**GIVEN REQUEST**
Copy each line exactly.

(Recorded data)
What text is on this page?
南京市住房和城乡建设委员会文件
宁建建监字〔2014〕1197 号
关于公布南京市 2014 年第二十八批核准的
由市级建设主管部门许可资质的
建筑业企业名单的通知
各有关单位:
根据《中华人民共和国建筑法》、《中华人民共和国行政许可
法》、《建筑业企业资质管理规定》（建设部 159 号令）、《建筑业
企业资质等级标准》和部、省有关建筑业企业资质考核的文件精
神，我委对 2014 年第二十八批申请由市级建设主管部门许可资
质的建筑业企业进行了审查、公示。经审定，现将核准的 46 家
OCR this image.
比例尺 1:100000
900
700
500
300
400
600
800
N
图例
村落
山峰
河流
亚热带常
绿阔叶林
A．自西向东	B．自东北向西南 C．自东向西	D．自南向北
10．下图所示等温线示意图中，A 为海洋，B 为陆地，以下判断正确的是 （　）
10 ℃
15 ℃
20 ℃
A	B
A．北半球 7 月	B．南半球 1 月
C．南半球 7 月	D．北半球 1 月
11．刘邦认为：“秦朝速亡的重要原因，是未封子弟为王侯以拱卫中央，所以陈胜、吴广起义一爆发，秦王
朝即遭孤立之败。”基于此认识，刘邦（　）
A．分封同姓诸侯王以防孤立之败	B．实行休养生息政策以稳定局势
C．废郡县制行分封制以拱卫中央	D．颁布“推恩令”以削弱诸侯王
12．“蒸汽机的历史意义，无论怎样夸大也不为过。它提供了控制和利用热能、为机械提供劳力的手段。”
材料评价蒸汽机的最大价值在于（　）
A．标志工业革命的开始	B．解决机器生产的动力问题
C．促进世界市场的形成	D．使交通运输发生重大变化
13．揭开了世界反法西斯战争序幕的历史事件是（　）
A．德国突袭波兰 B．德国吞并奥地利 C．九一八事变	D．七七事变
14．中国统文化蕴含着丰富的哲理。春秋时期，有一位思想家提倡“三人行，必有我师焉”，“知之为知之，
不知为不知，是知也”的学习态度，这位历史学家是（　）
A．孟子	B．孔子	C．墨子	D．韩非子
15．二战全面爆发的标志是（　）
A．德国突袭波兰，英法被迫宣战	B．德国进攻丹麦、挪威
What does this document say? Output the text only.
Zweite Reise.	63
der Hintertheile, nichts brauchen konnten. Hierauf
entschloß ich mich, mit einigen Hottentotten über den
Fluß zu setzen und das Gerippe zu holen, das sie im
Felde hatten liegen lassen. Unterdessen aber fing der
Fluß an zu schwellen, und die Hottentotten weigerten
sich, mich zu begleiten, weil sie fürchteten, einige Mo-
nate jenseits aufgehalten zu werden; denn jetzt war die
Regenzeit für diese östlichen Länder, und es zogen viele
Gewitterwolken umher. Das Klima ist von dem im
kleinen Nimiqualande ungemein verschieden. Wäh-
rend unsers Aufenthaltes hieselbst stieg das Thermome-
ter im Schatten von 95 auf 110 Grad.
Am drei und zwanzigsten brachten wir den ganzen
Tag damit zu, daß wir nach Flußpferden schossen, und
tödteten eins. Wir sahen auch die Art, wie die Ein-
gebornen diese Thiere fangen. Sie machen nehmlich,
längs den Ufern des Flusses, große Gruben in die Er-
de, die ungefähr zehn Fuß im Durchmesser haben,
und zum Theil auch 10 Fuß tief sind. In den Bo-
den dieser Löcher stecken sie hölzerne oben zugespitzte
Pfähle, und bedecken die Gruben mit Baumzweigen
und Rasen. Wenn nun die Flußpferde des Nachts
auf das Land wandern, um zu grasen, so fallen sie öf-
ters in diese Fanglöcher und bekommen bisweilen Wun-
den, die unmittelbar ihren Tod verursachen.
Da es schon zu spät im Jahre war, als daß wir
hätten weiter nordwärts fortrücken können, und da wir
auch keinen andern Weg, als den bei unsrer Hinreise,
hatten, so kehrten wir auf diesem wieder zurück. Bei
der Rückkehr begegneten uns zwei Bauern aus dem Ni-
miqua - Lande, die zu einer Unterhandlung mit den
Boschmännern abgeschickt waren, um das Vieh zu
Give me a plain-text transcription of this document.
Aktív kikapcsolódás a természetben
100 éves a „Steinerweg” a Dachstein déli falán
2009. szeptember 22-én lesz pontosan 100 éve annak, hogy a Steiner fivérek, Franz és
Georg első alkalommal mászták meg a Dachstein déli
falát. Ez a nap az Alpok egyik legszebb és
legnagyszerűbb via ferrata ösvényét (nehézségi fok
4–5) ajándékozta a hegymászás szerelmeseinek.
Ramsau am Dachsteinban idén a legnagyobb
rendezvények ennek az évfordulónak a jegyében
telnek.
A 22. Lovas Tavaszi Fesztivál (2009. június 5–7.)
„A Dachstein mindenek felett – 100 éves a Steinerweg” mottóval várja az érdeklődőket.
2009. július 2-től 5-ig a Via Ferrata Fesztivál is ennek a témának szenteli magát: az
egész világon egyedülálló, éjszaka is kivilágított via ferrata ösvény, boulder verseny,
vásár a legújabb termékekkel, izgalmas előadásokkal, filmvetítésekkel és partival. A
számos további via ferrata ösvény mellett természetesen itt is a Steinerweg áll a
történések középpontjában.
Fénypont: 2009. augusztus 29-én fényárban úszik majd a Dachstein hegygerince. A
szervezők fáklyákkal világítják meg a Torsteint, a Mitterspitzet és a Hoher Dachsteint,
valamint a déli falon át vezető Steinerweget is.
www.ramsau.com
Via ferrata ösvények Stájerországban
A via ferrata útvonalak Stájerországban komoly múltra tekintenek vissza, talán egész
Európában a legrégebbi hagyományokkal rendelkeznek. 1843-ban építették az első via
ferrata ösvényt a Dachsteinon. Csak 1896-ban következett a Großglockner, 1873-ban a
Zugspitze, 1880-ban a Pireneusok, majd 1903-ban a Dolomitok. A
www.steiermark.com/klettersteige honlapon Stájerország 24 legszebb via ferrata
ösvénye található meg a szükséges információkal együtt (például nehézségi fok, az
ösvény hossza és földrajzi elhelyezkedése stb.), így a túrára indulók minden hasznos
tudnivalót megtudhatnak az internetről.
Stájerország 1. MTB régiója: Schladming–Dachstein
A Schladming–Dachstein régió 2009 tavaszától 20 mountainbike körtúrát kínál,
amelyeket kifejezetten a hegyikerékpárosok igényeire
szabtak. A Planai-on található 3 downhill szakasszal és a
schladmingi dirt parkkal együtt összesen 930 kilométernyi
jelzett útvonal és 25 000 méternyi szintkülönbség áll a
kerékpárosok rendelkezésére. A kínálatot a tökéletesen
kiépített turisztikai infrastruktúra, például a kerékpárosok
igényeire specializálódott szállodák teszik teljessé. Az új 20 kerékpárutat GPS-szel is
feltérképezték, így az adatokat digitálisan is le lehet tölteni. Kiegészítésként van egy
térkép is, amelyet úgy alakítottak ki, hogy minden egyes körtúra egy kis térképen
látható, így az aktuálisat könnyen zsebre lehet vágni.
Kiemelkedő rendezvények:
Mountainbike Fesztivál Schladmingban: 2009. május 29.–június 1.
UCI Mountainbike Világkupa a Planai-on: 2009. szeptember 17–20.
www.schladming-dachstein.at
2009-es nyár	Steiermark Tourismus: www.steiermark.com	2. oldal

**RESULT OF THIS TASK**
What text is on this page?
南京市住房和城乡建设委员会文件
宁建建监字〔2014〕1197 号
关于公布南京市 2014 年第二十八批核准的
由市级建设主管部门许可资质的
建筑业企业名单的通知
各有关单位:
根据《中华人民共和国建筑法》、《中华人民共和国行政许可
法》、《建筑业企业资质管理规定》（建设部 159 号令）、《建筑业
企业资质等级标准》和部、省有关建筑业企业资质考核的文件精
神，我委对 2014 年第二十八批申请由市级建设主管部门许可资
质的建筑业企业进行了审查、公示。经审定，现将核准的 46 家
OCR this image.
比例尺 1:100000
900
700
500
300
400
600
800
N
图例
村落
山峰
河流
亚热带常
绿阔叶林
A．自西向东	B．自东北向西南 C．自东向西	D．自南向北
10．下图所示等温线示意图中，A 为海洋，B 为陆地，以下判断正确的是 （　）
10 ℃
15 ℃
20 ℃
A	B
A．北半球 7 月	B．南半球 1 月
C．南半球 7 月	D．北半球 1 月
11．刘邦认为：“秦朝速亡的重要原因，是未封子弟为王侯以拱卫中央，所以陈胜、吴广起义一爆发，秦王
朝即遭孤立之败。”基于此认识，刘邦（　）
A．分封同姓诸侯王以防孤立之败	B．实行休养生息政策以稳定局势
C．废郡县制行分封制以拱卫中央	D．颁布“推恩令”以削弱诸侯王
12．“蒸汽机的历史意义，无论怎样夸大也不为过。它提供了控制和利用热能、为机械提供劳力的手段。”
材料评价蒸汽机的最大价值在于（　）
A．标志工业革命的开始	B．解决机器生产的动力问题
C．促进世界市场的形成	D．使交通运输发生重大变化
13．揭开了世界反法西斯战争序幕的历史事件是（　）
A．德国突袭波兰 B．德国吞并奥地利 C．九一八事变	D．七七事变
14．中国统文化蕴含着丰富的哲理。春秋时期，有一位思想家提倡“三人行，必有我师焉”，“知之为知之，
不知为不知，是知也”的学习态度，这位历史学家是（　）
A．孟子	B．孔子	C．墨子	D．韩非子
15．二战全面爆发的标志是（　）
A．德国突袭波兰，英法被迫宣战	B．德国进攻丹麦、挪威
What does this document say? Output the text only.
Zweite Reise.	63
der Hintertheile, nichts brauchen konnten. Hierauf
entschloß ich mich, mit einigen Hottentotten über den
Fluß zu setzen und das Gerippe zu holen, das sie im
Felde hatten liegen lassen. Unterdessen aber fing der
Fluß an zu schwellen, und die Hottentotten weigerten
sich, mich zu begleiten, weil sie fürchteten, einige Mo-
nate jenseits aufgehalten zu werden; denn jetzt war die
Regenzeit für diese östlichen Länder, und es zogen viele
Gewitterwolken umher. Das Klima ist von dem im
kleinen Nimiqualande ungemein verschieden. Wäh-
rend unsers Aufenthaltes hieselbst stieg das Thermome-
ter im Schatten von 95 auf 110 Grad.
Am drei und zwanzigsten brachten wir den ganzen
Tag damit zu, daß wir nach Flußpferden schossen, und
tödteten eins. Wir sahen auch die Art, wie die Ein-
gebornen diese Thiere fangen. Sie machen nehmlich,
längs den Ufern des Flusses, große Gruben in die Er-
de, die ungefähr zehn Fuß im Durchmesser haben,
und zum Theil auch 10 Fuß tief sind. In den Bo-
den dieser Löcher stecken sie hölzerne oben zugespitzte
Pfähle, und bedecken die Gruben mit Baumzweigen
und Rasen. Wenn nun die Flußpferde des Nachts
auf das Land wandern, um zu grasen, so fallen sie öf-
ters in diese Fanglöcher und bekommen bisweilen Wun-
den, die unmittelbar ihren Tod verursachen.
Da es schon zu spät im Jahre war, als daß wir
hätten weiter nordwärts fortrücken können, und da wir
auch keinen andern Weg, als den bei unsrer Hinreise,
hatten, so kehrten wir auf diesem wieder zurück. Bei
der Rückkehr begegneten uns zwei Bauern aus dem Ni-
miqua - Lande, die zu einer Unterhandlung mit den
Boschmännern abgeschickt waren, um das Vieh zu
Give me a plain-text transcription of this document.
Aktív kikapcsolódás a természetben
100 éves a „Steinerweg” a Dachstein déli falán
2009. szeptember 22-én lesz pontosan 100 éve annak, hogy a Steiner fivérek, Franz és
Georg első alkalommal mászták meg a Dachstein déli
falát. Ez a nap az Alpok egyik legszebb és
legnagyszerűbb via ferrata ösvényét (nehézségi fok
4–5) ajándékozta a hegymászás szerelmeseinek.
Ramsau am Dachsteinban idén a legnagyobb
rendezvények ennek az évfordulónak a jegyében
telnek.
A 22. Lovas Tavaszi Fesztivál (2009. június 5–7.)
„A Dachstein mindenek felett – 100 éves a Steinerweg” mottóval várja az érdeklődőket.
2009. július 2-től 5-ig a Via Ferrata Fesztivál is ennek a témának szenteli magát: az
egész világon egyedülálló, éjszaka is kivilágított via ferrata ösvény, boulder verseny,
vásár a legújabb termékekkel, izgalmas előadásokkal, filmvetítésekkel és partival. A
számos további via ferrata ösvény mellett természetesen itt is a Steinerweg áll a
történések középpontjában.
Fénypont: 2009. augusztus 29-én fényárban úszik majd a Dachstein hegygerince. A
szervezők fáklyákkal világítják meg a Torsteint, a Mitterspitzet és a Hoher Dachsteint,
valamint a déli falon át vezető Steinerweget is.
www.ramsau.com
Via ferrata ösvények Stájerországban
A via ferrata útvonalak Stájerországban komoly múltra tekintenek vissza, talán egész
Európában a legrégebbi hagyományokkal rendelkeznek. 1843-ban építették az első via
ferrata ösvényt a Dachsteinon. Csak 1896-ban következett a Großglockner, 1873-ban a
Zugspitze, 1880-ban a Pireneusok, majd 1903-ban a Dolomitok. A
www.steiermark.com/klettersteige honlapon Stájerország 24 legszebb via ferrata
ösvénye található meg a szükséges információkal együtt (például nehézségi fok, az
ösvény hossza és földrajzi elhelyezkedése stb.), így a túrára indulók minden hasznos
tudnivalót megtudhatnak az internetről.
Stájerország 1. MTB régiója: Schladming–Dachstein
A Schladming–Dachstein régió 2009 tavaszától 20 mountainbike körtúrát kínál,
amelyeket kifejezetten a hegyikerékpárosok igényeire
szabtak. A Planai-on található 3 downhill szakasszal és a
schladmingi dirt parkkal együtt összesen 930 kilométernyi
jelzett útvonal és 25 000 méternyi szintkülönbség áll a
kerékpárosok rendelkezésére. A kínálatot a tökéletesen
kiépített turisztikai infrastruktúra, például a kerékpárosok
igényeire specializálódott szállodák teszik teljessé. Az új 20 kerékpárutat GPS-szel is
feltérképezték, így az adatokat digitálisan is le lehet tölteni. Kiegészítésként van egy
térkép is, amelyet úgy alakítottak ki, hogy minden egyes körtúra egy kis térképen
látható, így az aktuálisat könnyen zsebre lehet vágni.
Kiemelkedő rendezvények:
Mountainbike Fesztivál Schladmingban: 2009. május 29.–június 1.
UCI Mountainbike Világkupa a Planai-on: 2009. szeptember 17–20.
www.schladming-dachstein.at
2009-es nyár	Steiermark Tourismus: www.steiermark.com	2. oldal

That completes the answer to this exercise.